### STATED EXERCISE:
Scan the entries below. List each line with "fits".

★ ★ ★ ★

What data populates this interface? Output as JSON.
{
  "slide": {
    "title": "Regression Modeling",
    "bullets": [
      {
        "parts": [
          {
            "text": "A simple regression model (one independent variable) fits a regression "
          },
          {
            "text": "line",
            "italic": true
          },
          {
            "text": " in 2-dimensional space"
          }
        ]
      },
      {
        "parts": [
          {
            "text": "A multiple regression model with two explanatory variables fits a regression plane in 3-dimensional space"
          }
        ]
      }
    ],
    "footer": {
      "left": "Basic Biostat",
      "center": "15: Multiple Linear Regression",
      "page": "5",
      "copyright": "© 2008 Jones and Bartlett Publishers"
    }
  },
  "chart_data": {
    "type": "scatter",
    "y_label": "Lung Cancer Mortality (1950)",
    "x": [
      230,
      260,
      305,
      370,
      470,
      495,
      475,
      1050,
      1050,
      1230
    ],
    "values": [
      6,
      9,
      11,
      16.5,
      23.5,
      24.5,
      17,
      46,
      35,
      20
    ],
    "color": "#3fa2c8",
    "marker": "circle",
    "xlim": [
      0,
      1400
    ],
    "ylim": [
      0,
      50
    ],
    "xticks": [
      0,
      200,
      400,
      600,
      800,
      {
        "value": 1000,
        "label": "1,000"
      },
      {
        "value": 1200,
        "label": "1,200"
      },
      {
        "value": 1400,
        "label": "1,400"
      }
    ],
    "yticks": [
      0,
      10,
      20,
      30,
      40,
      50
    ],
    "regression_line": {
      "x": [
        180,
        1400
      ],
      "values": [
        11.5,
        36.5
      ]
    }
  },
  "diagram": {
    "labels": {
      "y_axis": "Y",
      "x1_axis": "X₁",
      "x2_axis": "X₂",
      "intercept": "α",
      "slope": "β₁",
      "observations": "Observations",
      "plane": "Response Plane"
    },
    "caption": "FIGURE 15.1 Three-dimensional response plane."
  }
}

★ ★ ★ ★

### RESULT OF THIS EXERCISE:
            "text": "A simple regression model (one independent variable) fits a regression "
            "text": "A multiple regression model with two explanatory variables fits a regression plane in 3-dimensional space"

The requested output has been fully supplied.